* [EXERCISE OBJECTIVE] All of the material below is to be repeated exactly.

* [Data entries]
================

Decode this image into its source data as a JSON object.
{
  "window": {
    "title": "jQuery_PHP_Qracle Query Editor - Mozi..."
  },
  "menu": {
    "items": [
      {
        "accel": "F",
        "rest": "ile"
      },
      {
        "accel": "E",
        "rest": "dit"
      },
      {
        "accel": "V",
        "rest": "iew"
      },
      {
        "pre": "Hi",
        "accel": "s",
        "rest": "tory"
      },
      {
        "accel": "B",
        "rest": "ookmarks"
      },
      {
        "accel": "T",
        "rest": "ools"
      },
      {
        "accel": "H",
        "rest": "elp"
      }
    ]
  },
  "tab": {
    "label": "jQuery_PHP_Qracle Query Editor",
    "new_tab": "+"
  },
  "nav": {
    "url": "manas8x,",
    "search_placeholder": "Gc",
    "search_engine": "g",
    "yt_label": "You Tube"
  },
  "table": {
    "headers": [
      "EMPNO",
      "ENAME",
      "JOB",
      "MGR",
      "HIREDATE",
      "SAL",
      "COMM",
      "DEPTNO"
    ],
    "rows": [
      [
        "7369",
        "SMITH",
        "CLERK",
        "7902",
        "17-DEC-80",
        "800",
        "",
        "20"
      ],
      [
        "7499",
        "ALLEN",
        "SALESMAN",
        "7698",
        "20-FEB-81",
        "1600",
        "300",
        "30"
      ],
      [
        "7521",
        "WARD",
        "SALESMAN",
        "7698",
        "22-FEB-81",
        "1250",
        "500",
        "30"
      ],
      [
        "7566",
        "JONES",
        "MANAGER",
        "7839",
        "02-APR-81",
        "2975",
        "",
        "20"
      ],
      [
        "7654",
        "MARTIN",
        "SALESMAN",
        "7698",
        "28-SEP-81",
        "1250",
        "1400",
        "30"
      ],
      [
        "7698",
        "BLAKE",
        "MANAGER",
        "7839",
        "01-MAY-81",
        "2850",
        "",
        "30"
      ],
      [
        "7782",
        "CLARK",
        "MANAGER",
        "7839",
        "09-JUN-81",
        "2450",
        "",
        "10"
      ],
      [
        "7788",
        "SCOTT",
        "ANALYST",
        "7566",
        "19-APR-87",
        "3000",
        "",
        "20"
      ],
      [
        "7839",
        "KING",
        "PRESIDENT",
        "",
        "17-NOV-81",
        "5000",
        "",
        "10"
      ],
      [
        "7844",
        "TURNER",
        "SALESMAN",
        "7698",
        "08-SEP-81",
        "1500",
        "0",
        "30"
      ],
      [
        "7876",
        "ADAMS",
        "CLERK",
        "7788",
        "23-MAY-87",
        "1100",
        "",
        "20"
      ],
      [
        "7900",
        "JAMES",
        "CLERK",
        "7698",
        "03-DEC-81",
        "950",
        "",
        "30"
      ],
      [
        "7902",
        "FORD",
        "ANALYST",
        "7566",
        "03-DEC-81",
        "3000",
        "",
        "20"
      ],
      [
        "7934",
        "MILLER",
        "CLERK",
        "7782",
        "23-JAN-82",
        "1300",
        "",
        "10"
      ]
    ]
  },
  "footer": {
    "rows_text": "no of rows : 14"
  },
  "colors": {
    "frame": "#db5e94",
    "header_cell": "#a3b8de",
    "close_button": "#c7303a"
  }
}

================

* [THE COMPLETED TASK]
Decode this image into its source data as a JSON object.
{
  "window": {
    "title": "jQuery_PHP_Qracle Query Editor - Mozi..."
  },
  "menu": {
    "items": [
      {
        "accel": "F",
        "rest": "ile"
      },
      {
        "accel": "E",
        "rest": "dit"
      },
      {
        "accel": "V",
        "rest": "iew"
      },
      {
        "pre": "Hi",
        "accel": "s",
        "rest": "tory"
      },
      {
        "accel": "B",
        "rest": "ookmarks"
      },
      {
        "accel": "T",
        "rest": "ools"
      },
      {
        "accel": "H",
        "rest": "elp"
      }
    ]
  },
  "tab": {
    "label": "jQuery_PHP_Qracle Query Editor",
    "new_tab": "+"
  },
  "nav": {
    "url": "manas8x,",
    "search_placeholder": "Gc",
    "search_engine": "g",
    "yt_label": "You Tube"
  },
  "table": {
    "headers": [
      "EMPNO",
      "ENAME",
      "JOB",
      "MGR",
      "HIREDATE",
      "SAL",
      "COMM",
      "DEPTNO"
    ],
    "rows": [
      [
        "7369",
        "SMITH",
        "CLERK",
        "7902",
        "17-DEC-80",
        "800",
        "",
        "20"
      ],
      [
        "7499",
        "ALLEN",
        "SALESMAN",
        "7698",
        "20-FEB-81",
        "1600",
        "300",
        "30"
      ],
      [
        "7521",
        "WARD",
        "SALESMAN",
        "7698",
        "22-FEB-81",
        "1250",
        "500",
        "30"
      ],
      [
        "7566",
        "JONES",
        "MANAGER",
        "7839",
        "02-APR-81",
        "2975",
        "",
        "20"
      ],
      [
        "7654",
        "MARTIN",
        "SALESMAN",
        "7698",
        "28-SEP-81",
        "1250",
        "1400",
        "30"
      ],
      [
        "7698",
        "BLAKE",
        "MANAGER",
        "7839",
        "01-MAY-81",
        "2850",
        "",
        "30"
      ],
      [
        "7782",
        "CLARK",
        "MANAGER",
        "7839",
        "09-JUN-81",
        "2450",
        "",
        "10"
      ],
      [
        "7788",
        "SCOTT",
        "ANALYST",
        "7566",
        "19-APR-87",
        "3000",
        "",
        "20"
      ],
      [
        "7839",
        "KING",
        "PRESIDENT",
        "",
        "17-NOV-81",
        "5000",
        "",
        "10"
      ],
      [
        "7844",
        "TURNER",
        "SALESMAN",
        "7698",
        "08-SEP-81",
        "1500",
        "0",
        "30"
      ],
      [
        "7876",
        "ADAMS",
        "CLERK",
        "7788",
        "23-MAY-87",
        "1100",
        "",
        "20"
      ],
      [
        "7900",
        "JAMES",
        "CLERK",
        "7698",
        "03-DEC-81",
        "950",
        "",
        "30"
      ],
      [
        "7902",
        "FORD",
        "ANALYST",
        "7566",
        "03-DEC-81",
        "3000",
        "",
        "20"
      ],
      [
        "7934",
        "MILLER",
        "CLERK",
        "7782",
        "23-JAN-82",
        "1300",
        "",
        "10"
      ]
    ]
  },
  "footer": {
    "rows_text": "no of rows : 14"
  },
  "colors": {
    "frame": "#db5e94",
    "header_cell": "#a3b8de",
    "close_button": "#c7303a"
  }
}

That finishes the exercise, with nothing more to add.